Figure dataset records:
++++++++
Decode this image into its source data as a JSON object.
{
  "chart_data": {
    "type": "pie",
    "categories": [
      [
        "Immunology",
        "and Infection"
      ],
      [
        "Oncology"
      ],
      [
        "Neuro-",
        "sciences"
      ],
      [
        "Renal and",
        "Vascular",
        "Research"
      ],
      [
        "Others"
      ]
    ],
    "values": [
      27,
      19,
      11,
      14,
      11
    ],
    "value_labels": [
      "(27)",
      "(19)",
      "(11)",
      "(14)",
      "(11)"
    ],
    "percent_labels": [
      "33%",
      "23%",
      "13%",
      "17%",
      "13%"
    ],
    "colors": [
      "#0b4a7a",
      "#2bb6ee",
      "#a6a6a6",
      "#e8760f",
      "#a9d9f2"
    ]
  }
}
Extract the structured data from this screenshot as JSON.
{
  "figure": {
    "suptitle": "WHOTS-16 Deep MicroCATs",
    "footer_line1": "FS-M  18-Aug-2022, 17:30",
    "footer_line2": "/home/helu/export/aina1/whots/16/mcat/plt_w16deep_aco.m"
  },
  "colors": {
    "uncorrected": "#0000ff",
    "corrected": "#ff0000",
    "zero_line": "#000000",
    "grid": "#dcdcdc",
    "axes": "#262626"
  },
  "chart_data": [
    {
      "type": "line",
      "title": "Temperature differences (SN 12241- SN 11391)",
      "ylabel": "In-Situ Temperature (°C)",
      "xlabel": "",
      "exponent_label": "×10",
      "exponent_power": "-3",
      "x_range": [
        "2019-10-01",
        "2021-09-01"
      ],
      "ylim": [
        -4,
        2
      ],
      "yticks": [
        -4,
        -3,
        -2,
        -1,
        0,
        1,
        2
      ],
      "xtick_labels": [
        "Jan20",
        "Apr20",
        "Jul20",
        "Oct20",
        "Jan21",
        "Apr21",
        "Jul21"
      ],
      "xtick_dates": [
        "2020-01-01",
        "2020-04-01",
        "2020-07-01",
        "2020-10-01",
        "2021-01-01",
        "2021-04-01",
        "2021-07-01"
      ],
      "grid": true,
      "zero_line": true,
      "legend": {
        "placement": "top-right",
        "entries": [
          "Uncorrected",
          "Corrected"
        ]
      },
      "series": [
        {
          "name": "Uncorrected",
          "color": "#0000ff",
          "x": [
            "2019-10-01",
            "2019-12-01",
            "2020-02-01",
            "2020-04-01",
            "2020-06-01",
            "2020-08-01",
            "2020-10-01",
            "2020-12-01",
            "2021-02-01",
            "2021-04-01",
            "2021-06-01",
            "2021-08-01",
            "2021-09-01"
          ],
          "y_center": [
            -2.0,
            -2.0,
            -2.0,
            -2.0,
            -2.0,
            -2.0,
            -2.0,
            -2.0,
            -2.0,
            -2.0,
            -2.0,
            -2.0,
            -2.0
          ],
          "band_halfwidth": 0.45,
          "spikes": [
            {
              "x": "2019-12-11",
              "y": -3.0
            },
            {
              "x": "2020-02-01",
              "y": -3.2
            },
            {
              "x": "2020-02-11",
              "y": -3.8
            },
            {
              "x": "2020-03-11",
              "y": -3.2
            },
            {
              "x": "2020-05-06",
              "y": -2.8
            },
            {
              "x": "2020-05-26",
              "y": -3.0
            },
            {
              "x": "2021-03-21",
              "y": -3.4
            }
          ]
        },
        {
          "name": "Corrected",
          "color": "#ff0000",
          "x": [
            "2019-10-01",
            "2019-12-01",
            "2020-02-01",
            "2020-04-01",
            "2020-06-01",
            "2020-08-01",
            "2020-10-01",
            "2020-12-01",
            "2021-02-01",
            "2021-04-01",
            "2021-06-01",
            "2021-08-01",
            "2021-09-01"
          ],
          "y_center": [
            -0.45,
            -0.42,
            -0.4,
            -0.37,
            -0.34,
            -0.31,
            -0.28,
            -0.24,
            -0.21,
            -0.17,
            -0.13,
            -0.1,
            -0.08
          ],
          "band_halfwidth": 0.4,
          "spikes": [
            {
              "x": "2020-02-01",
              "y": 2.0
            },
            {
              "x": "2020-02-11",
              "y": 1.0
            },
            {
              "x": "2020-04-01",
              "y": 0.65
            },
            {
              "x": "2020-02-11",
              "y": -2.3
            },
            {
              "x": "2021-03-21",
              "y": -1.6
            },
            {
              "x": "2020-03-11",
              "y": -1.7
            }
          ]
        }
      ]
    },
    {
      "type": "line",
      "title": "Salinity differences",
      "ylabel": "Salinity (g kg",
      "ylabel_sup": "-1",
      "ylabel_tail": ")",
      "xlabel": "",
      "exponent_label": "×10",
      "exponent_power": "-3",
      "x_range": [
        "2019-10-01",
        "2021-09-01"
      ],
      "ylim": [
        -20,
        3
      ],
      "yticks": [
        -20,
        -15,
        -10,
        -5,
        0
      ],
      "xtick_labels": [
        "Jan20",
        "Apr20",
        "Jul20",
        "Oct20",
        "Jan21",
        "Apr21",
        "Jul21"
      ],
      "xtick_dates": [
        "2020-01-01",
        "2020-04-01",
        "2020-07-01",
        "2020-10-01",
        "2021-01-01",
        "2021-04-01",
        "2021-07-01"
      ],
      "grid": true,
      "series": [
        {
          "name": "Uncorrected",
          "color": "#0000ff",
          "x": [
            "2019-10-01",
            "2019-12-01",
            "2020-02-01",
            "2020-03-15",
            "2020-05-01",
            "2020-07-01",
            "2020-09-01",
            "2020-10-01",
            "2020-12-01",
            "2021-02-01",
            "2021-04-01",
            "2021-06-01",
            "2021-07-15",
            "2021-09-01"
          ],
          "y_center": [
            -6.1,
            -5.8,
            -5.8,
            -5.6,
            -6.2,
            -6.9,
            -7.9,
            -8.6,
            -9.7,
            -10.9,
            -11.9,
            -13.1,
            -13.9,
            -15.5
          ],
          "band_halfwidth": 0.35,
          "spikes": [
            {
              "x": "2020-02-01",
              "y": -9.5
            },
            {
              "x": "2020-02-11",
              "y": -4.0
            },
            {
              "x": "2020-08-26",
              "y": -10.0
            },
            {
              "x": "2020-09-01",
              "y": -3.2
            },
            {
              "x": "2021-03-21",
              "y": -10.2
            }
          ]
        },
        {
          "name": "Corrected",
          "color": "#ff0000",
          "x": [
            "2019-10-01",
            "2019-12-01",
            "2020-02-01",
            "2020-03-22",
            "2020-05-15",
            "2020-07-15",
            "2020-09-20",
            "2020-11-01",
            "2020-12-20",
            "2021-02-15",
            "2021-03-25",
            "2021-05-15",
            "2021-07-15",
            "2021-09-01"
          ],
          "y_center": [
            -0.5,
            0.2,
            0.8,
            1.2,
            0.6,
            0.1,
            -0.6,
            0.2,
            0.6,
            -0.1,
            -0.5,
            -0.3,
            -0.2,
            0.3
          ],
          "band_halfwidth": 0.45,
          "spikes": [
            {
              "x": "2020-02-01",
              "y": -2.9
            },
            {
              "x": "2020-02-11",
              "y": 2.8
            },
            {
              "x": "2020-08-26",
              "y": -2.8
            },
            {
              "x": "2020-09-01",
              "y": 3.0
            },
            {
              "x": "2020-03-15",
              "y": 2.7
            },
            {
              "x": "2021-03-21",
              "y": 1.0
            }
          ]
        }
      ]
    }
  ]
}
++++++++
■ **Set exercise**
Copy out all of the records shown above exactly.

■ **Exercise result**
Decode this image into its source data as a JSON object.
{
  "chart_data": {
    "type": "pie",
    "categories": [
      [
        "Immunology",
        "and Infection"
      ],
      [
        "Oncology"
      ],
      [
        "Neuro-",
        "sciences"
      ],
      [
        "Renal and",
        "Vascular",
        "Research"
      ],
      [
        "Others"
      ]
    ],
    "values": [
      27,
      19,
      11,
      14,
      11
    ],
    "value_labels": [
      "(27)",
      "(19)",
      "(11)",
      "(14)",
      "(11)"
    ],
    "percent_labels": [
      "33%",
      "23%",
      "13%",
      "17%",
      "13%"
    ],
    "colors": [
      "#0b4a7a",
      "#2bb6ee",
      "#a6a6a6",
      "#e8760f",
      "#a9d9f2"
    ]
  }
}
Extract the structured data from this screenshot as JSON.
{
  "figure": {
    "suptitle": "WHOTS-16 Deep MicroCATs",
    "footer_line1": "FS-M  18-Aug-2022, 17:30",
    "footer_line2": "/home/helu/export/aina1/whots/16/mcat/plt_w16deep_aco.m"
  },
  "colors": {
    "uncorrected": "#0000ff",
    "corrected": "#ff0000",
    "zero_line": "#000000",
    "grid": "#dcdcdc",
    "axes": "#262626"
  },
  "chart_data": [
    {
      "type": "line",
      "title": "Temperature differences (SN 12241- SN 11391)",
      "ylabel": "In-Situ Temperature (°C)",
      "xlabel": "",
      "exponent_label": "×10",
      "exponent_power": "-3",
      "x_range": [
        "2019-10-01",
        "2021-09-01"
      ],
      "ylim": [
        -4,
        2
      ],
      "yticks": [
        -4,
        -3,
        -2,
        -1,
        0,
        1,
        2
      ],
      "xtick_labels": [
        "Jan20",
        "Apr20",
        "Jul20",
        "Oct20",
        "Jan21",
        "Apr21",
        "Jul21"
      ],
      "xtick_dates": [
        "2020-01-01",
        "2020-04-01",
        "2020-07-01",
        "2020-10-01",
        "2021-01-01",
        "2021-04-01",
        "2021-07-01"
      ],
      "grid": true,
      "zero_line": true,
      "legend": {
        "placement": "top-right",
        "entries": [
          "Uncorrected",
          "Corrected"
        ]
      },
      "series": [
        {
          "name": "Uncorrected",
          "color": "#0000ff",
          "x": [
            "2019-10-01",
            "2019-12-01",
            "2020-02-01",
            "2020-04-01",
            "2020-06-01",
            "2020-08-01",
            "2020-10-01",
            "2020-12-01",
            "2021-02-01",
            "2021-04-01",
            "2021-06-01",
            "2021-08-01",
            "2021-09-01"
          ],
          "y_center": [
            -2.0,
            -2.0,
            -2.0,
            -2.0,
            -2.0,
            -2.0,
            -2.0,
            -2.0,
            -2.0,
            -2.0,
            -2.0,
            -2.0,
            -2.0
          ],
          "band_halfwidth": 0.45,
          "spikes": [
            {
              "x": "2019-12-11",
              "y": -3.0
            },
            {
              "x": "2020-02-01",
              "y": -3.2
            },
            {
              "x": "2020-02-11",
              "y": -3.8
            },
            {
              "x": "2020-03-11",
              "y": -3.2
            },
            {
              "x": "2020-05-06",
              "y": -2.8
            },
            {
              "x": "2020-05-26",
              "y": -3.0
            },
            {
              "x": "2021-03-21",
              "y": -3.4
            }
          ]
        },
        {
          "name": "Corrected",
          "color": "#ff0000",
          "x": [
            "2019-10-01",
            "2019-12-01",
            "2020-02-01",
            "2020-04-01",
            "2020-06-01",
            "2020-08-01",
            "2020-10-01",
            "2020-12-01",
            "2021-02-01",
            "2021-04-01",
            "2021-06-01",
            "2021-08-01",
            "2021-09-01"
          ],
          "y_center": [
            -0.45,
            -0.42,
            -0.4,
            -0.37,
            -0.34,
            -0.31,
            -0.28,
            -0.24,
            -0.21,
            -0.17,
            -0.13,
            -0.1,
            -0.08
          ],
          "band_halfwidth": 0.4,
          "spikes": [
            {
              "x": "2020-02-01",
              "y": 2.0
            },
            {
              "x": "2020-02-11",
              "y": 1.0
            },
            {
              "x": "2020-04-01",
              "y": 0.65
            },
            {
              "x": "2020-02-11",
              "y": -2.3
            },
            {
              "x": "2021-03-21",
              "y": -1.6
            },
            {
              "x": "2020-03-11",
              "y": -1.7
            }
          ]
        }
      ]
    },
    {
      "type": "line",
      "title": "Salinity differences",
      "ylabel": "Salinity (g kg",
      "ylabel_sup": "-1",
      "ylabel_tail": ")",
      "xlabel": "",
      "exponent_label": "×10",
      "exponent_power": "-3",
      "x_range": [
        "2019-10-01",
        "2021-09-01"
      ],
      "ylim": [
        -20,
        3
      ],
      "yticks": [
        -20,
        -15,
        -10,
        -5,
        0
      ],
      "xtick_labels": [
        "Jan20",
        "Apr20",
        "Jul20",
        "Oct20",
        "Jan21",
        "Apr21",
        "Jul21"
      ],
      "xtick_dates": [
        "2020-01-01",
        "2020-04-01",
        "2020-07-01",
        "2020-10-01",
        "2021-01-01",
        "2021-04-01",
        "2021-07-01"
      ],
      "grid": true,
      "series": [
        {
          "name": "Uncorrected",
          "color": "#0000ff",
          "x": [
            "2019-10-01",
            "2019-12-01",
            "2020-02-01",
            "2020-03-15",
            "2020-05-01",
            "2020-07-01",
            "2020-09-01",
            "2020-10-01",
            "2020-12-01",
            "2021-02-01",
            "2021-04-01",
            "2021-06-01",
            "2021-07-15",
            "2021-09-01"
          ],
          "y_center": [
            -6.1,
            -5.8,
            -5.8,
            -5.6,
            -6.2,
            -6.9,
            -7.9,
            -8.6,
            -9.7,
            -10.9,
            -11.9,
            -13.1,
            -13.9,
            -15.5
          ],
          "band_halfwidth": 0.35,
          "spikes": [
            {
              "x": "2020-02-01",
              "y": -9.5
            },
            {
              "x": "2020-02-11",
              "y": -4.0
            },
            {
              "x": "2020-08-26",
              "y": -10.0
            },
            {
              "x": "2020-09-01",
              "y": -3.2
            },
            {
              "x": "2021-03-21",
              "y": -10.2
            }
          ]
        },
        {
          "name": "Corrected",
          "color": "#ff0000",
          "x": [
            "2019-10-01",
            "2019-12-01",
            "2020-02-01",
            "2020-03-22",
            "2020-05-15",
            "2020-07-15",
            "2020-09-20",
            "2020-11-01",
            "2020-12-20",
            "2021-02-15",
            "2021-03-25",
            "2021-05-15",
            "2021-07-15",
            "2021-09-01"
          ],
          "y_center": [
            -0.5,
            0.2,
            0.8,
            1.2,
            0.6,
            0.1,
            -0.6,
            0.2,
            0.6,
            -0.1,
            -0.5,
            -0.3,
            -0.2,
            0.3
          ],
          "band_halfwidth": 0.45,
          "spikes": [
            {
              "x": "2020-02-01",
              "y": -2.9
            },
            {
              "x": "2020-02-11",
              "y": 2.8
            },
            {
              "x": "2020-08-26",
              "y": -2.8
            },
            {
              "x": "2020-09-01",
              "y": 3.0
            },
            {
              "x": "2020-03-15",
              "y": 2.7
            },
            {
              "x": "2021-03-21",
              "y": 1.0
            }
          ]
        }
      ]
    }
  ]
}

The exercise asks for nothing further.